**REQUIREMENTS**
Please copy all the lines that follow, word for word.

** Start of DATASET RECORDS **

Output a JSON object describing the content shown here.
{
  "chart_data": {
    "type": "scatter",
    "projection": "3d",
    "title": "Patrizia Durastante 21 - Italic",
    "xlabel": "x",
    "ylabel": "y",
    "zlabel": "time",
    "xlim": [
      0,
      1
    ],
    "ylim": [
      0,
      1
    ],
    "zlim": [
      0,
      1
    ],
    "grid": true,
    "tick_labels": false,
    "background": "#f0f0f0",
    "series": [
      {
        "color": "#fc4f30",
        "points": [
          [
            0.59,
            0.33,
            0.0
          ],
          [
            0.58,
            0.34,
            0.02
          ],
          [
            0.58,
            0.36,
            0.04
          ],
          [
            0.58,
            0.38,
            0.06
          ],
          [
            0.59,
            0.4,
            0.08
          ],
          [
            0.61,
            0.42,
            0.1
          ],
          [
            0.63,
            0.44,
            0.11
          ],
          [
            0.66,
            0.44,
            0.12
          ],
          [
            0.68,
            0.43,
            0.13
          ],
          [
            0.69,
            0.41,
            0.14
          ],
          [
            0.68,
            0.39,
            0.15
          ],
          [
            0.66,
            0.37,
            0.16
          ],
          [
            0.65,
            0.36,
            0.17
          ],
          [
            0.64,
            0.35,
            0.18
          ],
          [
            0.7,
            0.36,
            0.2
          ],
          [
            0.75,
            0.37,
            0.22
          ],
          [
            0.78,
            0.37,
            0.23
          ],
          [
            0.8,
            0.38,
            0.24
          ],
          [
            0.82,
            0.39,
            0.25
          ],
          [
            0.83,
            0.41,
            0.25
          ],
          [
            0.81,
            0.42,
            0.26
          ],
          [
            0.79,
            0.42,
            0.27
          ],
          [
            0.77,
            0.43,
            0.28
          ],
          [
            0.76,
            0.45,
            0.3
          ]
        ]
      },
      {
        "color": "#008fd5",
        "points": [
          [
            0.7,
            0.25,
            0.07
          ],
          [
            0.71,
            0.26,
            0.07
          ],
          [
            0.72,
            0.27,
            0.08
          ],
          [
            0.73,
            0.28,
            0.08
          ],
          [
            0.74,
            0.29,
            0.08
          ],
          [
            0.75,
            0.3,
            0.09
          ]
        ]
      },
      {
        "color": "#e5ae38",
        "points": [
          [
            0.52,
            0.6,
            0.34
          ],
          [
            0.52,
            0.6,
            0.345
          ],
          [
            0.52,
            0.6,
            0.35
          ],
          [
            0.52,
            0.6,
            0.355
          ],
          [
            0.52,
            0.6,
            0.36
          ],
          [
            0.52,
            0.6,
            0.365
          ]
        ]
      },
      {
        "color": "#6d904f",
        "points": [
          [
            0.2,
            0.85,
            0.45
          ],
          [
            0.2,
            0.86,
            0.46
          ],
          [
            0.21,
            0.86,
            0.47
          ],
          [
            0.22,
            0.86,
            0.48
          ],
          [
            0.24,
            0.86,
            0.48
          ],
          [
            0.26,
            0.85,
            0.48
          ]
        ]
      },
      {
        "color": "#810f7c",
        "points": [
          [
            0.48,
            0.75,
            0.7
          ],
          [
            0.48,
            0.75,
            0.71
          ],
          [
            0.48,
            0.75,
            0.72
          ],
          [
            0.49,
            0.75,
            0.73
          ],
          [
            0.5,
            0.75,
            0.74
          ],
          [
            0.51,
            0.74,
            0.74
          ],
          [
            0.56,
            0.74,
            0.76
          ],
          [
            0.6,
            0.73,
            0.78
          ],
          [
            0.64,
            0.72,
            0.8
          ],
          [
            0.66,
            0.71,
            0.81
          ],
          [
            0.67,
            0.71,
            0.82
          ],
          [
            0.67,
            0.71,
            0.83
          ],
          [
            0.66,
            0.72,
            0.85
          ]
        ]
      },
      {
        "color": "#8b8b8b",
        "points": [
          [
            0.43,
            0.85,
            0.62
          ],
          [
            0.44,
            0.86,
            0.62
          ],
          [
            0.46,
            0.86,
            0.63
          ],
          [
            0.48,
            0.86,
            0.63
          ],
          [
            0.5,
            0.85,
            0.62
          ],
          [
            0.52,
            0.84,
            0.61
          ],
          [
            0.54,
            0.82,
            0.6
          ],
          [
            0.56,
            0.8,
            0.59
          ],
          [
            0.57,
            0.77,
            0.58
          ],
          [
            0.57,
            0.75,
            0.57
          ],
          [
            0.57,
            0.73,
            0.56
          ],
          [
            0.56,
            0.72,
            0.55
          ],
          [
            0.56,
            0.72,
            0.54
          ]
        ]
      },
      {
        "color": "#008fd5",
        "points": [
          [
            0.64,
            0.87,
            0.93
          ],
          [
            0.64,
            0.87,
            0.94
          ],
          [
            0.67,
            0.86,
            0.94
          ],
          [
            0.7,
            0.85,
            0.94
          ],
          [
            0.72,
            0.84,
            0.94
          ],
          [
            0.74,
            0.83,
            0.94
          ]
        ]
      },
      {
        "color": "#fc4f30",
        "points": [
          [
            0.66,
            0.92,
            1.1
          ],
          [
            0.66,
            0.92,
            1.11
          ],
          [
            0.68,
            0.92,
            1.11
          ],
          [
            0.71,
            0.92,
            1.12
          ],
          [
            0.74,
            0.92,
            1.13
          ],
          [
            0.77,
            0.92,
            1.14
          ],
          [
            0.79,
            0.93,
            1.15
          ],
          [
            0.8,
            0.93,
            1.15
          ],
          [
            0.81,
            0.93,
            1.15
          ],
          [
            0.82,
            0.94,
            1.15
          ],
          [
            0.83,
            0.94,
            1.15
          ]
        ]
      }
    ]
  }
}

** End of DATASET RECORDS **

**THE COMPLETED TASK**
Output a JSON object describing the content shown here.
{
  "chart_data": {
    "type": "scatter",
    "projection": "3d",
    "title": "Patrizia Durastante 21 - Italic",
    "xlabel": "x",
    "ylabel": "y",
    "zlabel": "time",
    "xlim": [
      0,
      1
    ],
    "ylim": [
      0,
      1
    ],
    "zlim": [
      0,
      1
    ],
    "grid": true,
    "tick_labels": false,
    "background": "#f0f0f0",
    "series": [
      {
        "color": "#fc4f30",
        "points": [
          [
            0.59,
            0.33,
            0.0
          ],
          [
            0.58,
            0.34,
            0.02
          ],
          [
            0.58,
            0.36,
            0.04
          ],
          [
            0.58,
            0.38,
            0.06
          ],
          [
            0.59,
            0.4,
            0.08
          ],
          [
            0.61,
            0.42,
            0.1
          ],
          [
            0.63,
            0.44,
            0.11
          ],
          [
            0.66,
            0.44,
            0.12
          ],
          [
            0.68,
            0.43,
            0.13
          ],
          [
            0.69,
            0.41,
            0.14
          ],
          [
            0.68,
            0.39,
            0.15
          ],
          [
            0.66,
            0.37,
            0.16
          ],
          [
            0.65,
            0.36,
            0.17
          ],
          [
            0.64,
            0.35,
            0.18
          ],
          [
            0.7,
            0.36,
            0.2
          ],
          [
            0.75,
            0.37,
            0.22
          ],
          [
            0.78,
            0.37,
            0.23
          ],
          [
            0.8,
            0.38,
            0.24
          ],
          [
            0.82,
            0.39,
            0.25
          ],
          [
            0.83,
            0.41,
            0.25
          ],
          [
            0.81,
            0.42,
            0.26
          ],
          [
            0.79,
            0.42,
            0.27
          ],
          [
            0.77,
            0.43,
            0.28
          ],
          [
            0.76,
            0.45,
            0.3
          ]
        ]
      },
      {
        "color": "#008fd5",
        "points": [
          [
            0.7,
            0.25,
            0.07
          ],
          [
            0.71,
            0.26,
            0.07
          ],
          [
            0.72,
            0.27,
            0.08
          ],
          [
            0.73,
            0.28,
            0.08
          ],
          [
            0.74,
            0.29,
            0.08
          ],
          [
            0.75,
            0.3,
            0.09
          ]
        ]
      },
      {
        "color": "#e5ae38",
        "points": [
          [
            0.52,
            0.6,
            0.34
          ],
          [
            0.52,
            0.6,
            0.345
          ],
          [
            0.52,
            0.6,
            0.35
          ],
          [
            0.52,
            0.6,
            0.355
          ],
          [
            0.52,
            0.6,
            0.36
          ],
          [
            0.52,
            0.6,
            0.365
          ]
        ]
      },
      {
        "color": "#6d904f",
        "points": [
          [
            0.2,
            0.85,
            0.45
          ],
          [
            0.2,
            0.86,
            0.46
          ],
          [
            0.21,
            0.86,
            0.47
          ],
          [
            0.22,
            0.86,
            0.48
          ],
          [
            0.24,
            0.86,
            0.48
          ],
          [
            0.26,
            0.85,
            0.48
          ]
        ]
      },
      {
        "color": "#810f7c",
        "points": [
          [
            0.48,
            0.75,
            0.7
          ],
          [
            0.48,
            0.75,
            0.71
          ],
          [
            0.48,
            0.75,
            0.72
          ],
          [
            0.49,
            0.75,
            0.73
          ],
          [
            0.5,
            0.75,
            0.74
          ],
          [
            0.51,
            0.74,
            0.74
          ],
          [
            0.56,
            0.74,
            0.76
          ],
          [
            0.6,
            0.73,
            0.78
          ],
          [
            0.64,
            0.72,
            0.8
          ],
          [
            0.66,
            0.71,
            0.81
          ],
          [
            0.67,
            0.71,
            0.82
          ],
          [
            0.67,
            0.71,
            0.83
          ],
          [
            0.66,
            0.72,
            0.85
          ]
        ]
      },
      {
        "color": "#8b8b8b",
        "points": [
          [
            0.43,
            0.85,
            0.62
          ],
          [
            0.44,
            0.86,
            0.62
          ],
          [
            0.46,
            0.86,
            0.63
          ],
          [
            0.48,
            0.86,
            0.63
          ],
          [
            0.5,
            0.85,
            0.62
          ],
          [
            0.52,
            0.84,
            0.61
          ],
          [
            0.54,
            0.82,
            0.6
          ],
          [
            0.56,
            0.8,
            0.59
          ],
          [
            0.57,
            0.77,
            0.58
          ],
          [
            0.57,
            0.75,
            0.57
          ],
          [
            0.57,
            0.73,
            0.56
          ],
          [
            0.56,
            0.72,
            0.55
          ],
          [
            0.56,
            0.72,
            0.54
          ]
        ]
      },
      {
        "color": "#008fd5",
        "points": [
          [
            0.64,
            0.87,
            0.93
          ],
          [
            0.64,
            0.87,
            0.94
          ],
          [
            0.67,
            0.86,
            0.94
          ],
          [
            0.7,
            0.85,
            0.94
          ],
          [
            0.72,
            0.84,
            0.94
          ],
          [
            0.74,
            0.83,
            0.94
          ]
        ]
      },
      {
        "color": "#fc4f30",
        "points": [
          [
            0.66,
            0.92,
            1.1
          ],
          [
            0.66,
            0.92,
            1.11
          ],
          [
            0.68,
            0.92,
            1.11
          ],
          [
            0.71,
            0.92,
            1.12
          ],
          [
            0.74,
            0.92,
            1.13
          ],
          [
            0.77,
            0.92,
            1.14
          ],
          [
            0.79,
            0.93,
            1.15
          ],
          [
            0.8,
            0.93,
            1.15
          ],
          [
            0.81,
            0.93,
            1.15
          ],
          [
            0.82,
            0.94,
            1.15
          ],
          [
            0.83,
            0.94,
            1.15
          ]
        ]
      }
    ]
  }
}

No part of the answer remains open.